**Supplied entries**
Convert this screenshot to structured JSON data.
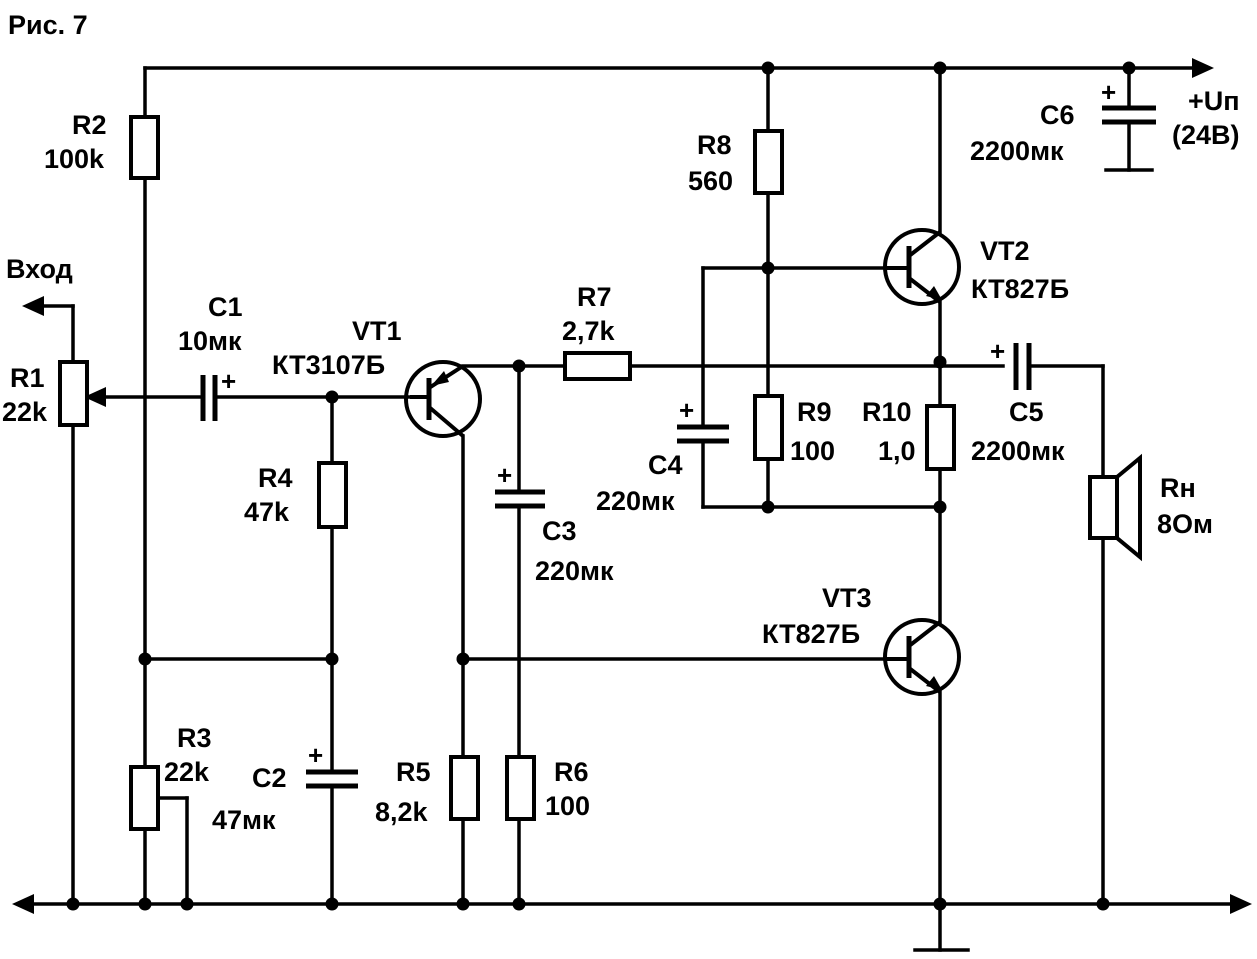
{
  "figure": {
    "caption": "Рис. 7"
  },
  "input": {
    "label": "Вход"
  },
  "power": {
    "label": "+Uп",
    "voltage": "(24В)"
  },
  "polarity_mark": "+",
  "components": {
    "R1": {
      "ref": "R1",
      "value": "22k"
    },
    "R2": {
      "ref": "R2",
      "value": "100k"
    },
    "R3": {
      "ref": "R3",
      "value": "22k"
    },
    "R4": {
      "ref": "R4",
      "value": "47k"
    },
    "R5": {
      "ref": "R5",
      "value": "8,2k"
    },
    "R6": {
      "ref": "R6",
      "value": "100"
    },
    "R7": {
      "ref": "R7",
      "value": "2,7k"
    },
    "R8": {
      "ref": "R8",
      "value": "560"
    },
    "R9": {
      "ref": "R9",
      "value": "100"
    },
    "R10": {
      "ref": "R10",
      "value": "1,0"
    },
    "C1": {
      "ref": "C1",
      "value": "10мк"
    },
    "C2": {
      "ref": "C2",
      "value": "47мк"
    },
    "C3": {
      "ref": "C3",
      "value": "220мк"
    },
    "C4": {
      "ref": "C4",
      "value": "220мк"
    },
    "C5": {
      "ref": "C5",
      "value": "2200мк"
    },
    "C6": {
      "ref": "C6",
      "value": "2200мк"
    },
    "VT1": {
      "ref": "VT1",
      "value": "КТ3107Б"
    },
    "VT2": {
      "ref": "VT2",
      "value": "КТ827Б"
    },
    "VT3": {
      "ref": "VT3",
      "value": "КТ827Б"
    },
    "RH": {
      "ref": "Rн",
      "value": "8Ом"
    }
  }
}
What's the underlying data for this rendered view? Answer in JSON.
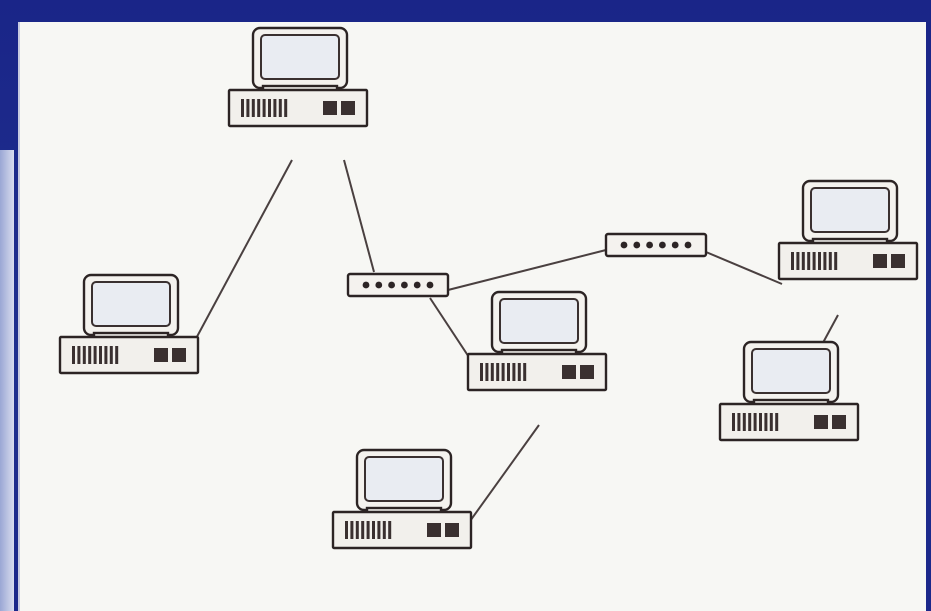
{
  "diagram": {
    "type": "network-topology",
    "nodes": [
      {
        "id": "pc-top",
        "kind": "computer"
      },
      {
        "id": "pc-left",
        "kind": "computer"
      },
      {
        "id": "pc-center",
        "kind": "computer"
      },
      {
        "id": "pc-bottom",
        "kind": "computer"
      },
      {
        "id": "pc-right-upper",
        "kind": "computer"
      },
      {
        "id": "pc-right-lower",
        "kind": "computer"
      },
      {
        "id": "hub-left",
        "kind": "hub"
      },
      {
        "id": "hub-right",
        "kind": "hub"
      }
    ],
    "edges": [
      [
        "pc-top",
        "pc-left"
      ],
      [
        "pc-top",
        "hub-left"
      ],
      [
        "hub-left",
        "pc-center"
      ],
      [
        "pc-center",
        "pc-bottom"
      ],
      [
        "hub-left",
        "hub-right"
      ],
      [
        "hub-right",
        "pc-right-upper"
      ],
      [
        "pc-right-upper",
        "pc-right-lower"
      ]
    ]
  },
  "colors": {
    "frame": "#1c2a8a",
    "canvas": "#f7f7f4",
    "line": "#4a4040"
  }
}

**Instructions to follow**
Are you able to set down all the lines above exactly, without any pictures?

**The solution**
Convert this screenshot to structured JSON data.
{
  "figure": {
    "caption": "Рис. 7"
  },
  "input": {
    "label": "Вход"
  },
  "power": {
    "label": "+Uп",
    "voltage": "(24В)"
  },
  "polarity_mark": "+",
  "components": {
    "R1": {
      "ref": "R1",
      "value": "22k"
    },
    "R2": {
      "ref": "R2",
      "value": "100k"
    },
    "R3": {
      "ref": "R3",
      "value": "22k"
    },
    "R4": {
      "ref": "R4",
      "value": "47k"
    },
    "R5": {
      "ref": "R5",
      "value": "8,2k"
    },
    "R6": {
      "ref": "R6",
      "value": "100"
    },
    "R7": {
      "ref": "R7",
      "value": "2,7k"
    },
    "R8": {
      "ref": "R8",
      "value": "560"
    },
    "R9": {
      "ref": "R9",
      "value": "100"
    },
    "R10": {
      "ref": "R10",
      "value": "1,0"
    },
    "C1": {
      "ref": "C1",
      "value": "10мк"
    },
    "C2": {
      "ref": "C2",
      "value": "47мк"
    },
    "C3": {
      "ref": "C3",
      "value": "220мк"
    },
    "C4": {
      "ref": "C4",
      "value": "220мк"
    },
    "C5": {
      "ref": "C5",
      "value": "2200мк"
    },
    "C6": {
      "ref": "C6",
      "value": "2200мк"
    },
    "VT1": {
      "ref": "VT1",
      "value": "КТ3107Б"
    },
    "VT2": {
      "ref": "VT2",
      "value": "КТ827Б"
    },
    "VT3": {
      "ref": "VT3",
      "value": "КТ827Б"
    },
    "RH": {
      "ref": "Rн",
      "value": "8Ом"
    }
  }
}
What's the underlying data for this rendered view? Answer in JSON.
{
  "diagram": {
    "type": "network-topology",
    "nodes": [
      {
        "id": "pc-top",
        "kind": "computer"
      },
      {
        "id": "pc-left",
        "kind": "computer"
      },
      {
        "id": "pc-center",
        "kind": "computer"
      },
      {
        "id": "pc-bottom",
        "kind": "computer"
      },
      {
        "id": "pc-right-upper",
        "kind": "computer"
      },
      {
        "id": "pc-right-lower",
        "kind": "computer"
      },
      {
        "id": "hub-left",
        "kind": "hub"
      },
      {
        "id": "hub-right",
        "kind": "hub"
      }
    ],
    "edges": [
      [
        "pc-top",
        "pc-left"
      ],
      [
        "pc-top",
        "hub-left"
      ],
      [
        "hub-left",
        "pc-center"
      ],
      [
        "pc-center",
        "pc-bottom"
      ],
      [
        "hub-left",
        "hub-right"
      ],
      [
        "hub-right",
        "pc-right-upper"
      ],
      [
        "pc-right-upper",
        "pc-right-lower"
      ]
    ]
  },
  "colors": {
    "frame": "#1c2a8a",
    "canvas": "#f7f7f4",
    "line": "#4a4040"
  }
}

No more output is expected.